**TEXT SHOWN:**
************
Want to see a WWF style smackdown? Put a marketer and a delivery expert in a room and ask them to discuss frequency and whether or not more mail is better.
The marketer will point to the bottom line and how much more money they make when they increase frequency. The delivery expert will point to inbox rates and user engagement and point out that too much mail drives users to ignore the mail.
This isn’t actually unique to marketing mail. Send a lot of mail that doesn’t engage recipients and recipients are trained that they don’t have to actually pay attention to the mail. Some of them hit delete. Some may even report the mail as spam.
According to Cloudmark, this is exactly what happened when LinkedIn informed users of the recent data breach. They estimate that up to 4% of users who received the fully DKIM authenticated mail about the data breach deleted it immediately without reading it. This is higher than notification emails from other social networks.
************
**INFORMATION PROVIDED:**
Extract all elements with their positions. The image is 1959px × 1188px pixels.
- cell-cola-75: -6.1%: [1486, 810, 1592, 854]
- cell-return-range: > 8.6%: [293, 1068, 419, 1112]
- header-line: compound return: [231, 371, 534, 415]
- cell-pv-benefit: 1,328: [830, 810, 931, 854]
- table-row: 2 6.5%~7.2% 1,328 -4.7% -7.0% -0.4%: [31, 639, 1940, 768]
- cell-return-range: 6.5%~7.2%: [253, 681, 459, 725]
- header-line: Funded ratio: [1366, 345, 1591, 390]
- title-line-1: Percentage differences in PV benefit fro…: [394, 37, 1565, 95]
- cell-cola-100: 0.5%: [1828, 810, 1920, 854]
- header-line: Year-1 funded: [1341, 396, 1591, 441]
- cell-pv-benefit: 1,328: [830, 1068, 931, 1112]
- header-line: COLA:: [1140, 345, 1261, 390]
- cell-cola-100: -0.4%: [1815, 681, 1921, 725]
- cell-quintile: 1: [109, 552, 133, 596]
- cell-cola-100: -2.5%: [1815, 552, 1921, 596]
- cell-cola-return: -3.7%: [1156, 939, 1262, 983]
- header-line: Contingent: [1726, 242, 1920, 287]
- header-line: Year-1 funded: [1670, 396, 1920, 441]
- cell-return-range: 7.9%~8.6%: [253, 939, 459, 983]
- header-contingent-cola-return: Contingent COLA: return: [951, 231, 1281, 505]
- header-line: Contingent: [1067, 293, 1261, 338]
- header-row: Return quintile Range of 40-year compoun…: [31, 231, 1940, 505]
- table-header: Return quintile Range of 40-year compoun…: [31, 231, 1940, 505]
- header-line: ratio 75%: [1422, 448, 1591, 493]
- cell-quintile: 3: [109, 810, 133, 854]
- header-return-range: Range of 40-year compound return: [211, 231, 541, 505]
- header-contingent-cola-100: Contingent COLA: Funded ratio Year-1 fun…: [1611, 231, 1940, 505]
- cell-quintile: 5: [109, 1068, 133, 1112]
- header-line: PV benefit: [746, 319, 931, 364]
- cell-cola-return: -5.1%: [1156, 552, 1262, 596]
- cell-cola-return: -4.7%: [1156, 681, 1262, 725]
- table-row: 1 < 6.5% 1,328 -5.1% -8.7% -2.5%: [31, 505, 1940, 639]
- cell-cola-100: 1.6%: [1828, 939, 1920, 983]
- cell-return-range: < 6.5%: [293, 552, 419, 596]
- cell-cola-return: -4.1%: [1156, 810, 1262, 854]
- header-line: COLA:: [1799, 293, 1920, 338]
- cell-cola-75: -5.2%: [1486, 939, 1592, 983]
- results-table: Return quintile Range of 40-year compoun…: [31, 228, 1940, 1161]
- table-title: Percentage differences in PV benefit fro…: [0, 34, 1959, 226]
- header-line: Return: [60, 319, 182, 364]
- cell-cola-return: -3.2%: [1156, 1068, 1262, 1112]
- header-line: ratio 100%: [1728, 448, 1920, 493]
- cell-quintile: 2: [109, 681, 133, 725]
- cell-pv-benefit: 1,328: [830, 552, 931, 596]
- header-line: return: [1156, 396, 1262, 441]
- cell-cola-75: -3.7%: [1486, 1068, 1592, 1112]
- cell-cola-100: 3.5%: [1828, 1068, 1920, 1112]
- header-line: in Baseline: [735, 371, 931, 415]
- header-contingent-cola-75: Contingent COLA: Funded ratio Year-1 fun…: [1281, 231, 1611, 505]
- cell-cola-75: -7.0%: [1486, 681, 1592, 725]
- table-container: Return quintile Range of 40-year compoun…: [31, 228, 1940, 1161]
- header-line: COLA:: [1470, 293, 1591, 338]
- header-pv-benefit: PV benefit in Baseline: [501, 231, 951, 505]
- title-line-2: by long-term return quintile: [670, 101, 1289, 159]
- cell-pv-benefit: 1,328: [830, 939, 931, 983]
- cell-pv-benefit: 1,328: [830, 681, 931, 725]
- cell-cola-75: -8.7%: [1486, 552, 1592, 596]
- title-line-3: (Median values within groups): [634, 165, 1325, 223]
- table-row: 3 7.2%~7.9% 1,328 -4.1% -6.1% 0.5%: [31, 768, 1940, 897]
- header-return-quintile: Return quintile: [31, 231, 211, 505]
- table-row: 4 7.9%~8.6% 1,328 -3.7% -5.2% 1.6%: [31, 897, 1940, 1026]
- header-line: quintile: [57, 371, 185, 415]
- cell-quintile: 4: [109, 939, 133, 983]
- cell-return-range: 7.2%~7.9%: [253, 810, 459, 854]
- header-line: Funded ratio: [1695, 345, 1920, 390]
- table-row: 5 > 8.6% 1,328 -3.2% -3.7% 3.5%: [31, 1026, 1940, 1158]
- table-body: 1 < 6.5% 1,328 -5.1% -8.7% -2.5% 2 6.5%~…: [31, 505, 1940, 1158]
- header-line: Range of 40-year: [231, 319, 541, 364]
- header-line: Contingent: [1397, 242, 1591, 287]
************
**LIST OF TASKS:**
1. Retype the part of the text on email frequency that opens with the words containing "Want to see" and closes with "ignore the mail.".
2. Summarize the text on email frequency in two sentences.
3. Carry on the text about email frequency and LinkedIn's breach notice from the point where it stops.

**RESPONSES FOR EACH TASK:**
1.
Want to see a WWF style smackdown? Put a marketer and a delivery expert in a room and ask them to discuss frequency and whether or not more mail is better.
The marketer will point to the bottom line and how much more money they make when they increase frequency. The delivery expert will point to inbox rates and user engagement and point out that too much mail drives users to ignore the mail.

2. Marketers and delivery experts disagree over mail frequency: marketers point to the extra money made by sending more, while delivery experts warn that too much mail lowers inbox rates and engagement, and unengaging mail teaches recipients to ignore it, delete it, or even report it as spam. Cloudmark estimates that up to 4% of users who received LinkedIn's fully DKIM-authenticated data breach notice deleted it without reading it, a higher rate than for notification emails from other social networks.

3.
Cloudmark suggests that part of the problem is that LinkedIn has an unclear opt-in process. Instead of asking users for preferences, LinkedIn assumes that all users want all the mail LinkedIn cares to send them. Then LinkedIn makes it difficult to find the page to change mail settings. This means recipients are very trained to ignore mail from LinkedIn. I know I ignore most of it. Anything that’s not a “want to connect” gets filed in the “I’ll read it when I’m bored” mailbox. So far I’ve not been bored enough to read any of it.
But I’m not sure it’s just about too much email. LinkedIn is a company that is heavily forged in phishing mail. Since May 1, just one of my email addresses has received over 50 messages purporting to be from LinkedIn.